▸ **Extrait**
====

La subvention tue le peuple. Bien nourri sans bouger, le peuple se disperse, dit la loi de l'effort. Le drapeau reste seul, sur une terre qui n'a pas où aller. Trop d'argent tue l'os. A vue d'œil, l'Algérien est déjà mort par le corps. Il n'en reste que le chiffre et l'index pour prier ou compter les jours promis après la mort. En gros, la question la plus fascinante est celle-ci : où va mener l'équation ? Celle de « l'argent contre la paix sociale ». C'est une course folle : le régime paye, la facture des dépenses sociales augmente, le peuple augmente ses demandes et s'habitue et l'un mange l'autre. Aujourd'hui, un ami raconte : « il est devenu difficile pour certains propriétaires de café de trouver des « serveurs ». Des métiers vont mourir car la notion de métier est morte. Dans les champs de récoltes à l'ouest, la mode de survie et d'employer les Subsahariens. Faute de peuple qui veut cueillir avant de mâcher. Qui va mourir en premier : le puits de pétrole ou le peuple qui le poursuit avec des cuillères et des assiettes ? Qui va s'épuiser en premier ? Question de fond pour la nation qui travaille si peu, bloquée entre le verrouillage politique, les rentes diverses, l'idée morte, le ciel poids lourd et une histoire nationale qui se raconte des histoires.

====

▸ **Consigne**
Poursuivez l'extrait sur les subventions et la paix sociale en Algérie à partir de sa dernière phrase, dans le même registre.

▸ **Données fournies**
====

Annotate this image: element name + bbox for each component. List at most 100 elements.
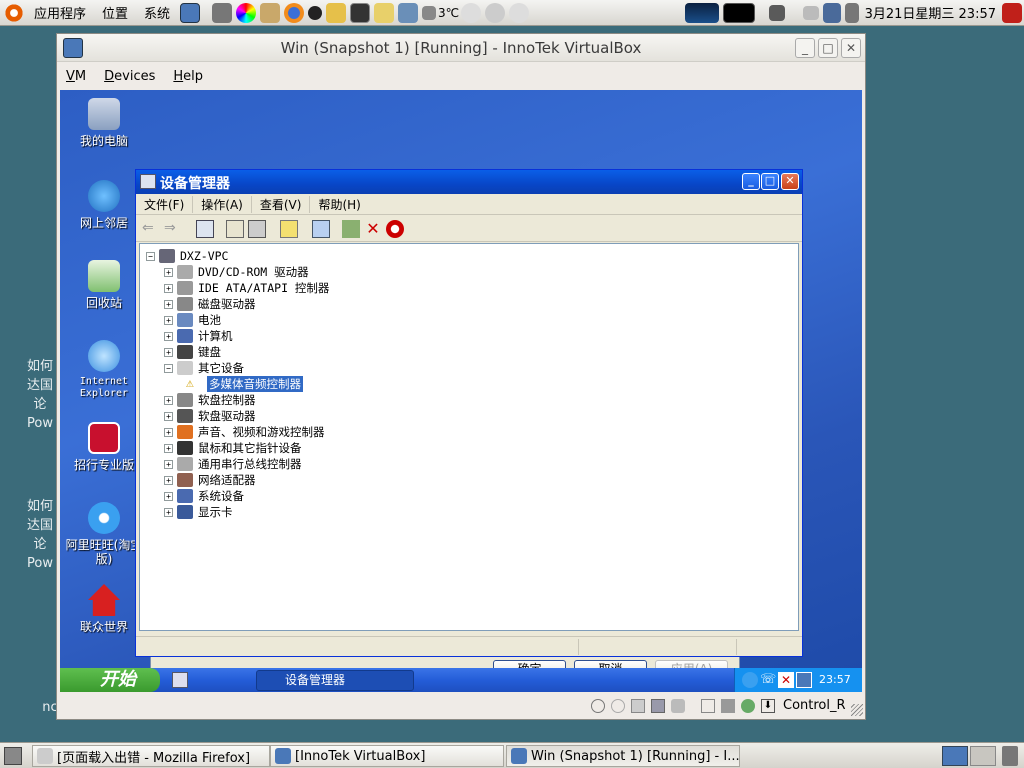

====

▸ **Résultat obtenu**
Car ça ne peut pas continuer. Un jour ou l'autre, l'un des deux va se tarir. Soit le puits, parce que le puits a une fin. Soi le peuple, car du point de vue des évolutions, un peuple sans dons, ni maitrises de métier ni créativité finit toujours par disparaître ne laissant que des chaussures qu'il n'a même pas fabriquées.

Car depuis une décennie déjà, cela ne fait qu'augmenter. Et encore plus après les « printemps arabes ». Le régime paye et vide la terre pour la posséder. L'effet baril a déjà enfanté toute une génération à la morphologie reconnaissable de loin : cheveux en ailerons de requins, yeux petits et fureteurs, bras mous, sans os, corps glissants, sang froid comme celui du reptile veuf. La génération Ibiza blanche, explique un ami. Enfermée dans le maraudage, sans but que le petit instinct sous l'aisselle. Et ce n'est pas fini : la rente, ANSEJ et argent gratuit vont produire d'autres monstres flasques pour les prochaines décennies.

Et à la fin ? L'un des deux doit mourir. En tuant l'autre. Pour le moment le pétrole tue le peuple qui s'en reproduit. Equation malthusienne. C'est intenable à long terme, mais à long terme le régime ne sera plus là : ses enfants seront partis, ses géniteurs seront morts et nous seront coincés. Et pour le moment, on paye. On soutient le sucre, l'eau, l'essence, l'électricité, les vieux, le chômeur, le logement, la station debout, le dos, les penchés, les partis, les élections, les dépenses publiques, l'air, la culture et le temps. Trop de choses à la fois.

Reprise d'une pub : en Algérie, seule l'indépendance n'a pas été achetée. Pour tout le reste, il y a le pétrole.